======== Entries shown

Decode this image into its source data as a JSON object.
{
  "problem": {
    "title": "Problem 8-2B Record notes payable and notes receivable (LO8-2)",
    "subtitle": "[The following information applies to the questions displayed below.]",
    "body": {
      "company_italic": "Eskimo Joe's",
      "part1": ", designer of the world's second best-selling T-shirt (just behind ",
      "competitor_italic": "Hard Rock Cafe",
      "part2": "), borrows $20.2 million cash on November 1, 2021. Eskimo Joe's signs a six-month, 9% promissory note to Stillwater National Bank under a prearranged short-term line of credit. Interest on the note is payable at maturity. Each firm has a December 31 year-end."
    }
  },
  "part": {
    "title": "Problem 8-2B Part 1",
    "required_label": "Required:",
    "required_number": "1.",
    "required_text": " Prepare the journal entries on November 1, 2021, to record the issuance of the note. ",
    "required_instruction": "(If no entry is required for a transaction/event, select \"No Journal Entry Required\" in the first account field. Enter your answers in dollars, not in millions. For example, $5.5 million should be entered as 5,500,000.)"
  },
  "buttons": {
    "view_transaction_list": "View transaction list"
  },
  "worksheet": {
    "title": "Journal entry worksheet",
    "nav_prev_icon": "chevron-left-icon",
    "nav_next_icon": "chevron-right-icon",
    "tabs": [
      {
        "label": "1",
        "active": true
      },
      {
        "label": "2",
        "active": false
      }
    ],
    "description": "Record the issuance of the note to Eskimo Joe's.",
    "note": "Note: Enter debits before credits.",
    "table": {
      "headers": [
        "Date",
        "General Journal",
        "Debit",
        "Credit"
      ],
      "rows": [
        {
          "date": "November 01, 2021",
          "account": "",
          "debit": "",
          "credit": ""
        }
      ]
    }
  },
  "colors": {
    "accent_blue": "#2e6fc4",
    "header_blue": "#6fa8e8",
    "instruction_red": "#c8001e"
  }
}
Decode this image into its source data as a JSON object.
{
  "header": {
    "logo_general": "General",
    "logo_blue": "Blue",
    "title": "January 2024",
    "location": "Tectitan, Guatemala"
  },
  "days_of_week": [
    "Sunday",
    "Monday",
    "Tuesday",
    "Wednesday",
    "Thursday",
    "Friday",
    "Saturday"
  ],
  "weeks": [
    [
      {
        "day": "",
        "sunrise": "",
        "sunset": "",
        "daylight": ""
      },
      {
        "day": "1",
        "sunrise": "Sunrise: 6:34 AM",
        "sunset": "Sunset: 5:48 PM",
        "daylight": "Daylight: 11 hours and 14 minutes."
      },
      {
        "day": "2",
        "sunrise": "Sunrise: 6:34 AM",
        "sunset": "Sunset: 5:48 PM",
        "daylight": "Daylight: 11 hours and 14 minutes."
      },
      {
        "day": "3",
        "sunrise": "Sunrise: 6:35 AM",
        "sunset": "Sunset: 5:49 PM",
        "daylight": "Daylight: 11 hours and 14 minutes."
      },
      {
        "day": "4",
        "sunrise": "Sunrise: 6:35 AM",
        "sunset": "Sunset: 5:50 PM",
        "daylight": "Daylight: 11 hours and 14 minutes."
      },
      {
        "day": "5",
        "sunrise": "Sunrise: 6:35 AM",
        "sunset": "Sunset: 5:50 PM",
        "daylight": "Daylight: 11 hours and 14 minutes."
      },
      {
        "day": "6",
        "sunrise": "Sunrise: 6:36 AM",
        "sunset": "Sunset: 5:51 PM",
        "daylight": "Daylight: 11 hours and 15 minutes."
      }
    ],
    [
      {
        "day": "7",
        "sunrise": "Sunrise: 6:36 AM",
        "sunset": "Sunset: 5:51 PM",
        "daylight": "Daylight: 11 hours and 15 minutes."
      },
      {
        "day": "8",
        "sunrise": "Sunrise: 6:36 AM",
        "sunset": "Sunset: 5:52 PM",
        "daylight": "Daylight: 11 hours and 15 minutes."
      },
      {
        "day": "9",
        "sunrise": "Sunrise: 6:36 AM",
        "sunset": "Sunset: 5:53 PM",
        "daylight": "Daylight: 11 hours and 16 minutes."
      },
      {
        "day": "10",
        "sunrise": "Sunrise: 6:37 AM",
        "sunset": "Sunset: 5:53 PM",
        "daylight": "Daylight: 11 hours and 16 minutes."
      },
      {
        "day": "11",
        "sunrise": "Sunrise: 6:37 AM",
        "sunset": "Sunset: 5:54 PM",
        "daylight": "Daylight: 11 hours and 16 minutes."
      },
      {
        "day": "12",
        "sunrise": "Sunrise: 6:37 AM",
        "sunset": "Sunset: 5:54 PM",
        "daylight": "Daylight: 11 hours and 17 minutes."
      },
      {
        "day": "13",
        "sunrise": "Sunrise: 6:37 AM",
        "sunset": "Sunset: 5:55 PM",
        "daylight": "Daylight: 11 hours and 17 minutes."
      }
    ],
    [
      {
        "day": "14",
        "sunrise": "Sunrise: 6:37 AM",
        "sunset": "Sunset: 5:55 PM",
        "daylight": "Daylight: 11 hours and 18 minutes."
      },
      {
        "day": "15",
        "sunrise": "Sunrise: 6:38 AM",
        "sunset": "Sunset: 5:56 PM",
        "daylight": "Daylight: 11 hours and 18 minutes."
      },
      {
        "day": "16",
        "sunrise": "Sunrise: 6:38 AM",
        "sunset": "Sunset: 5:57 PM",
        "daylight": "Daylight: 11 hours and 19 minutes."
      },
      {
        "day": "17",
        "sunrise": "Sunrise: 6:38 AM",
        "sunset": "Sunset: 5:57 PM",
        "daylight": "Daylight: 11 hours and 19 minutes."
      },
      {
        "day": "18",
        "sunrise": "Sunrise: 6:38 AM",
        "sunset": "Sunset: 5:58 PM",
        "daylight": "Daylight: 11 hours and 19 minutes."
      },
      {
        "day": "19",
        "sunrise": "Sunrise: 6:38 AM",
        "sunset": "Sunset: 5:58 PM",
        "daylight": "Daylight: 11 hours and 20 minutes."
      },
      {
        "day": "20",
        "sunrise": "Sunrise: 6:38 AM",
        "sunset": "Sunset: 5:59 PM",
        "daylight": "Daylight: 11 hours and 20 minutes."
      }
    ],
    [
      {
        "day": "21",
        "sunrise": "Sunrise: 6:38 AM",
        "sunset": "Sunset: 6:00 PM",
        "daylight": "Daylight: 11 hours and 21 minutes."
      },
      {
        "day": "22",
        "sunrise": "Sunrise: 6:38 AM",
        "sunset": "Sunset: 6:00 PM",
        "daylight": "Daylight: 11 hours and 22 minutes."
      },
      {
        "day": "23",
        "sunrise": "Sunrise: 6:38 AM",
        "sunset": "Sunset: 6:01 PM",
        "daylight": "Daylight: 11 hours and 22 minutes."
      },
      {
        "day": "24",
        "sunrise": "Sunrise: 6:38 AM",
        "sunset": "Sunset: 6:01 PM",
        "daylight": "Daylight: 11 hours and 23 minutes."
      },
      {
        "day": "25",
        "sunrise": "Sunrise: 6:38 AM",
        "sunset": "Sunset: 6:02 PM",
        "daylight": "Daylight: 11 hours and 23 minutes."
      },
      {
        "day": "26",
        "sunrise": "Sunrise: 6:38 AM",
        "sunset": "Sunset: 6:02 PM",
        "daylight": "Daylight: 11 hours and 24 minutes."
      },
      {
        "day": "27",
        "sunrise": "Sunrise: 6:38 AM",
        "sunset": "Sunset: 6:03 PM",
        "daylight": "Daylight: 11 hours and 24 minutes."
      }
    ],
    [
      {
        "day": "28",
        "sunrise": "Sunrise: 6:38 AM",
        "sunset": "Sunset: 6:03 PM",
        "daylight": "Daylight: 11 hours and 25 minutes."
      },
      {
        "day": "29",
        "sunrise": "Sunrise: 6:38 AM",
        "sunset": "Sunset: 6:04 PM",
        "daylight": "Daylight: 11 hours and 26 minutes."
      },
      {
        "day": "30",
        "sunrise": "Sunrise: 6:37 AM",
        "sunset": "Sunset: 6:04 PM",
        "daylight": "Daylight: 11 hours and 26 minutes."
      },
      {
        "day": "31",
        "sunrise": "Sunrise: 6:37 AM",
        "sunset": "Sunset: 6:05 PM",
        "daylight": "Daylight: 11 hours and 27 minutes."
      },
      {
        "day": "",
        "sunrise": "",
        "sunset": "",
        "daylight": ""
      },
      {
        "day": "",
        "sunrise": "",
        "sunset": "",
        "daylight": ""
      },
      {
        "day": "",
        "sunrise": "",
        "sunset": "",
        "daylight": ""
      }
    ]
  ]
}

================

▶ [Short exercise]:
Gather each line of the listing that holds the string "General".

▶ [Right answer]:
        "General Journal",
    "logo_general": "General",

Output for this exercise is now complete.